- **DESCRIPTION OF THE TASK**
Locate every line in the records below that holds the word "content" and return each one.

- **DATA FOR THIS TASK**
..........

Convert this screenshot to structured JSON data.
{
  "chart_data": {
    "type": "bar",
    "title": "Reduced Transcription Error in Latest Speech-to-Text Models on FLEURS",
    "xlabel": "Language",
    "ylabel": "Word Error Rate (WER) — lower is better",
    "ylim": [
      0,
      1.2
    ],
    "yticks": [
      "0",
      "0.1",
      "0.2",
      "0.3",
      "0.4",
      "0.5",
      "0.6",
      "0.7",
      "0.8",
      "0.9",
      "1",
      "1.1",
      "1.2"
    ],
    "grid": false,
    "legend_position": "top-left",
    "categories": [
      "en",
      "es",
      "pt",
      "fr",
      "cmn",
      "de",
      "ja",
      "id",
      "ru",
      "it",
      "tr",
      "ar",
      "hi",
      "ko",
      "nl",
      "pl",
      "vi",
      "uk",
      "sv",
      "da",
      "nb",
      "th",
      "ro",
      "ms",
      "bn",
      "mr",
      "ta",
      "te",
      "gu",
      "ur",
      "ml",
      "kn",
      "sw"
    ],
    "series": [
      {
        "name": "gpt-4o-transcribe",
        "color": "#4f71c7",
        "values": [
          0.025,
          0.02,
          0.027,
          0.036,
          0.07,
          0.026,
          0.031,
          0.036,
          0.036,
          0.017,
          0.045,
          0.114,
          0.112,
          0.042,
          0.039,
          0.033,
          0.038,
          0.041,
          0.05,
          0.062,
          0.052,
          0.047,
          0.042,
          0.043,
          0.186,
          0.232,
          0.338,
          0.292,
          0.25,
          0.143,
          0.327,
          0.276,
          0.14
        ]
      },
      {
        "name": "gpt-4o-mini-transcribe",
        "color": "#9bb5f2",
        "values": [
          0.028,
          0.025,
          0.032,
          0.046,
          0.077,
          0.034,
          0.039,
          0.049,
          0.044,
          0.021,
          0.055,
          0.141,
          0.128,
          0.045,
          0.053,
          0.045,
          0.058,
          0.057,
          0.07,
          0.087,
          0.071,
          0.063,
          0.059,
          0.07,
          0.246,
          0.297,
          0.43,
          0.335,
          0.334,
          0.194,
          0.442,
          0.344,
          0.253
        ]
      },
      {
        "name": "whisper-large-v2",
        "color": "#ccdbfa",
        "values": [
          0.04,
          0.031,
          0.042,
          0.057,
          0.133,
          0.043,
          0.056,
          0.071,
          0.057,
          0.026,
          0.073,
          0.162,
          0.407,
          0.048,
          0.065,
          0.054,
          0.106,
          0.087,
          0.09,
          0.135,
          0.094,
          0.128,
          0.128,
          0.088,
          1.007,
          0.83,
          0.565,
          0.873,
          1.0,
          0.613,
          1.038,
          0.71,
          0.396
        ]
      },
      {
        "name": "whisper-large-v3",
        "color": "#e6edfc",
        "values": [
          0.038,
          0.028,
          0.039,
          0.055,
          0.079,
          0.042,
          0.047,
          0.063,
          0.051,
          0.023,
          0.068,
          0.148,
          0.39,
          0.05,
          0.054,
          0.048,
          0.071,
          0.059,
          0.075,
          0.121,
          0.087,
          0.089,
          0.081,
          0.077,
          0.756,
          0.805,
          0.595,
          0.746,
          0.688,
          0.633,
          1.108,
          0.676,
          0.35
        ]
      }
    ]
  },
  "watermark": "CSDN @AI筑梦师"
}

..........

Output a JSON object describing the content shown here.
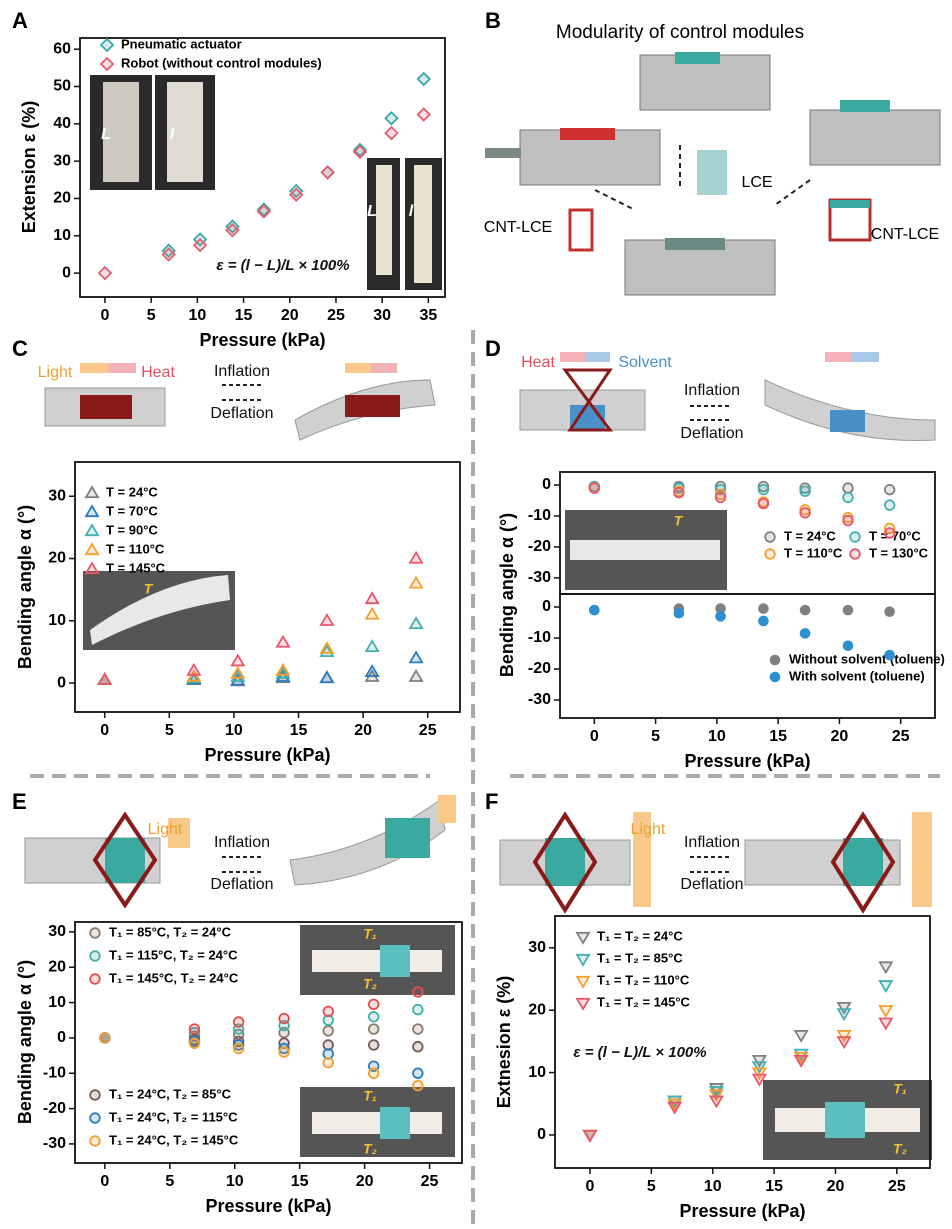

..........

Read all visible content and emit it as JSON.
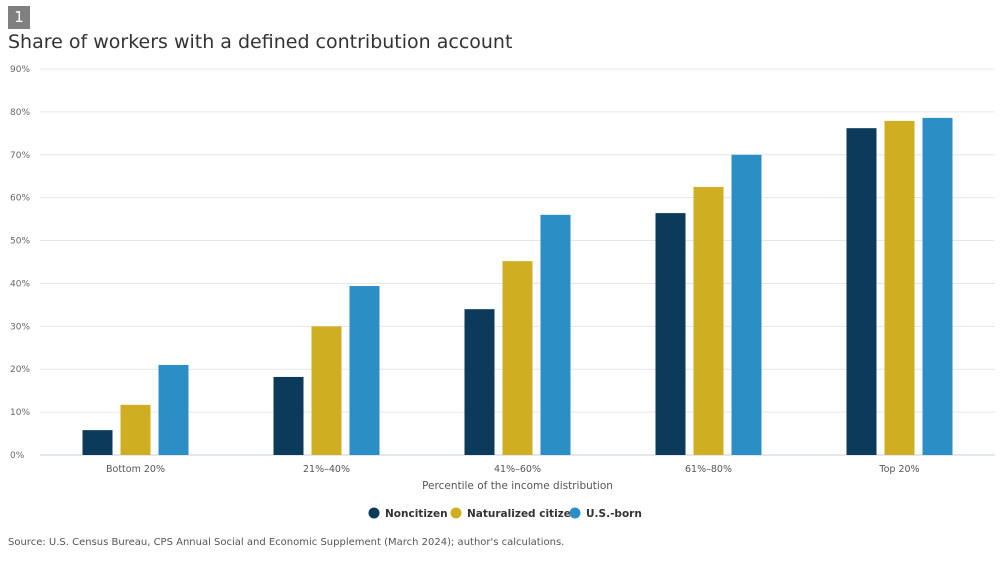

..........

- **EXERCISE SOLUTION**
Output a JSON object describing the content shown here.
Read all visible content and emit it as JSON.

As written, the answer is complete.